• _Extracted data entries_
::::::::::

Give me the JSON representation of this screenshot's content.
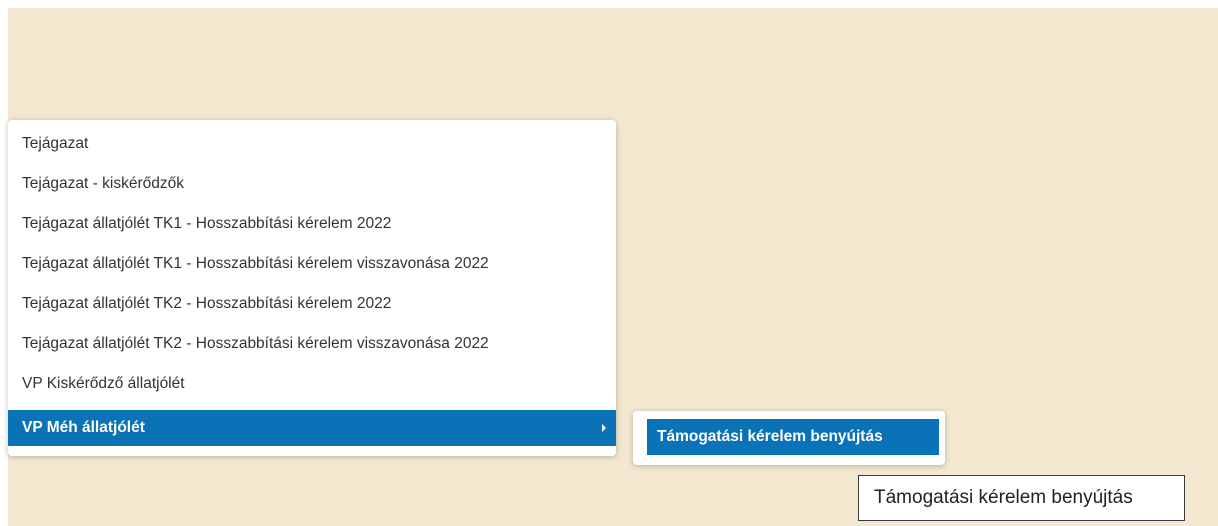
{
  "menu": {
    "items": [
      {
        "label": "Tejágazat"
      },
      {
        "label": "Tejágazat - kiskérődzők"
      },
      {
        "label": "Tejágazat állatjólét TK1 - Hosszabbítási kérelem 2022"
      },
      {
        "label": "Tejágazat állatjólét TK1 - Hosszabbítási kérelem visszavonása 2022"
      },
      {
        "label": "Tejágazat állatjólét TK2 - Hosszabbítási kérelem 2022"
      },
      {
        "label": "Tejágazat állatjólét TK2 - Hosszabbítási kérelem visszavonása 2022"
      },
      {
        "label": "VP Kiskérődző állatjólét"
      },
      {
        "label": "VP Méh állatjólét",
        "active": true,
        "has_submenu": true,
        "submenu_icon": "chevron-right-icon"
      }
    ]
  },
  "submenu": {
    "items": [
      {
        "label": "Támogatási kérelem benyújtás",
        "active": true
      }
    ]
  },
  "tooltip": {
    "text": "Támogatási kérelem benyújtás"
  },
  "colors": {
    "background": "#f3e8cf",
    "highlight": "#0a73b8",
    "text": "#333333"
  }
}
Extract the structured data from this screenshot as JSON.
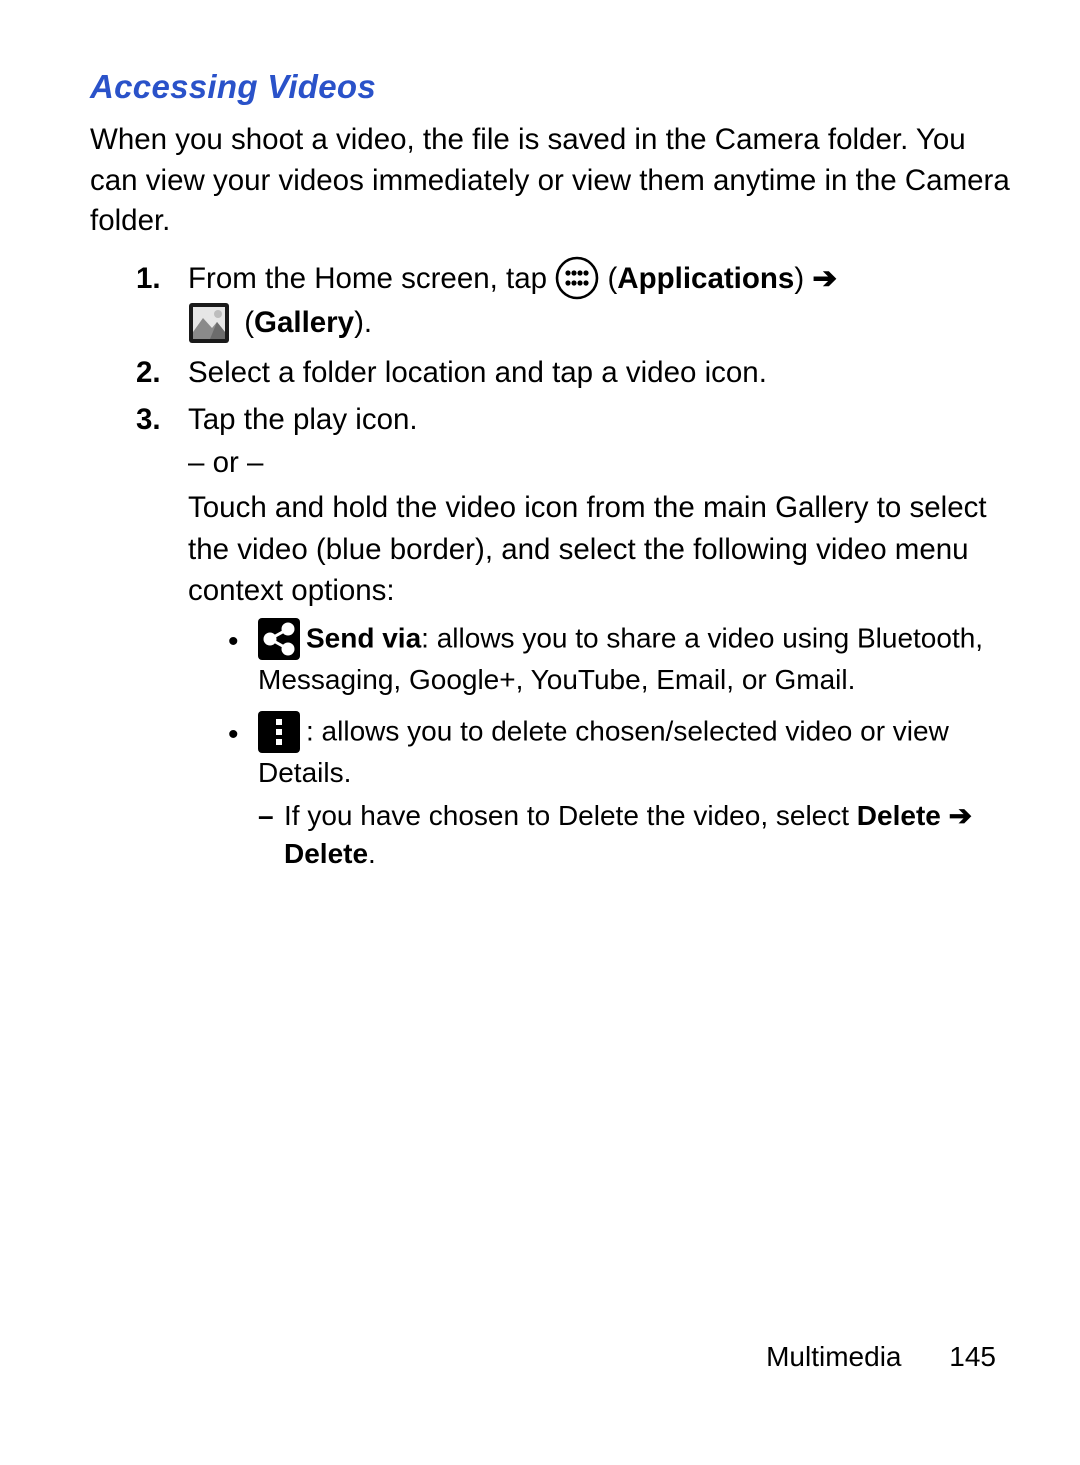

::::::::::

Make an exact copy of the data, leaving its pictures out.

Give me the JSON representation of this screenshot's content.
{
  "menu": {
    "items": [
      {
        "label": "Tejágazat"
      },
      {
        "label": "Tejágazat - kiskérődzők"
      },
      {
        "label": "Tejágazat állatjólét TK1 - Hosszabbítási kérelem 2022"
      },
      {
        "label": "Tejágazat állatjólét TK1 - Hosszabbítási kérelem visszavonása 2022"
      },
      {
        "label": "Tejágazat állatjólét TK2 - Hosszabbítási kérelem 2022"
      },
      {
        "label": "Tejágazat állatjólét TK2 - Hosszabbítási kérelem visszavonása 2022"
      },
      {
        "label": "VP Kiskérődző állatjólét"
      },
      {
        "label": "VP Méh állatjólét",
        "active": true,
        "has_submenu": true,
        "submenu_icon": "chevron-right-icon"
      }
    ]
  },
  "submenu": {
    "items": [
      {
        "label": "Támogatási kérelem benyújtás",
        "active": true
      }
    ]
  },
  "tooltip": {
    "text": "Támogatási kérelem benyújtás"
  },
  "colors": {
    "background": "#f3e8cf",
    "highlight": "#0a73b8",
    "text": "#333333"
  }
}
Extract the structured data from this screenshot as JSON.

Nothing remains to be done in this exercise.